_AIM_: Give back each entry unchanged, minus pictures.

_MATERIAL FOR THIS TASK_:
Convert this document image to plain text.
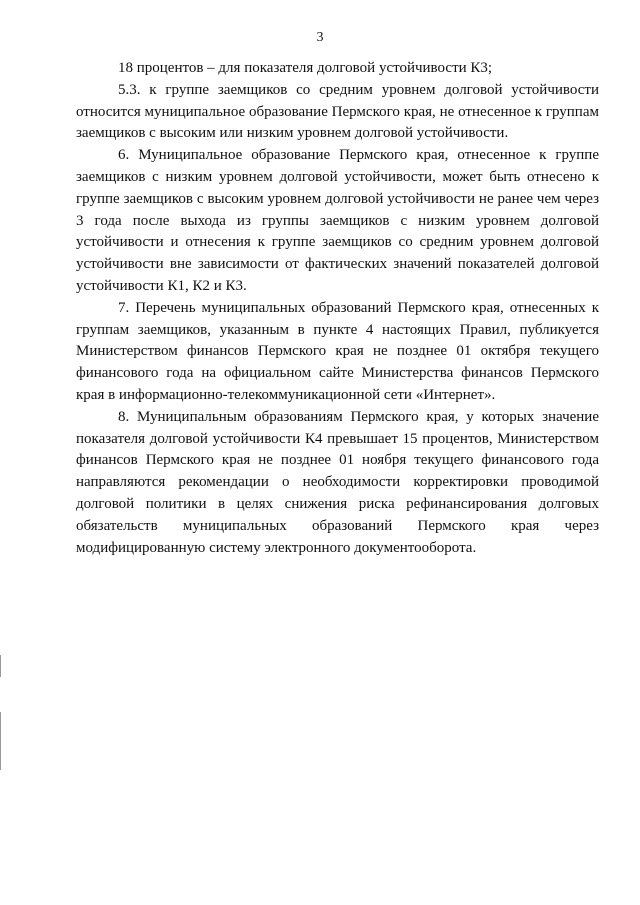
3

18 процентов – для показателя долговой устойчивости К3;

5.3. к группе заемщиков со средним уровнем долговой устойчивости относится муниципальное образование Пермского края, не отнесенное к группам заемщиков с высоким или низким уровнем долговой устойчивости.

6. Муниципальное образование Пермского края, отнесенное к группе заемщиков с низким уровнем долговой устойчивости, может быть отнесено к группе заемщиков с высоким уровнем долговой устойчивости не ранее чем через 3 года после выхода из группы заемщиков с низким уровнем долговой устойчивости и отнесения к группе заемщиков со средним уровнем долговой устойчивости вне зависимости от фактических значений показателей долговой устойчивости К1, К2 и К3.

7. Перечень муниципальных образований Пермского края, отнесенных к группам заемщиков, указанным в пункте 4 настоящих Правил, публикуется Министерством финансов Пермского края не позднее 01 октября текущего финансового года на официальном сайте Министерства финансов Пермского края в информационно-телекоммуникационной сети «Интернет».

8. Муниципальным образованиям Пермского края, у которых значение показателя долговой устойчивости К4 превышает 15 процентов, Министерством финансов Пермского края не позднее 01 ноября текущего финансового года направляются рекомендации о необходимости корректировки проводимой долговой политики в целях снижения риска рефинансирования долговых обязательств муниципальных образований Пермского края через модифицированную систему электронного документооборота.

_WORKED ANSWER_:
Convert this document image to plain text.
3

18 процентов – для показателя долговой устойчивости К3;

5.3. к группе заемщиков со средним уровнем долговой устойчивости относится муниципальное образование Пермского края, не отнесенное к группам заемщиков с высоким или низким уровнем долговой устойчивости.

6. Муниципальное образование Пермского края, отнесенное к группе заемщиков с низким уровнем долговой устойчивости, может быть отнесено к группе заемщиков с высоким уровнем долговой устойчивости не ранее чем через 3 года после выхода из группы заемщиков с низким уровнем долговой устойчивости и отнесения к группе заемщиков со средним уровнем долговой устойчивости вне зависимости от фактических значений показателей долговой устойчивости К1, К2 и К3.

7. Перечень муниципальных образований Пермского края, отнесенных к группам заемщиков, указанным в пункте 4 настоящих Правил, публикуется Министерством финансов Пермского края не позднее 01 октября текущего финансового года на официальном сайте Министерства финансов Пермского края в информационно-телекоммуникационной сети «Интернет».

8. Муниципальным образованиям Пермского края, у которых значение показателя долговой устойчивости К4 превышает 15 процентов, Министерством финансов Пермского края не позднее 01 ноября текущего финансового года направляются рекомендации о необходимости корректировки проводимой долговой политики в целях снижения риска рефинансирования долговых обязательств муниципальных образований Пермского края через модифицированную систему электронного документооборота.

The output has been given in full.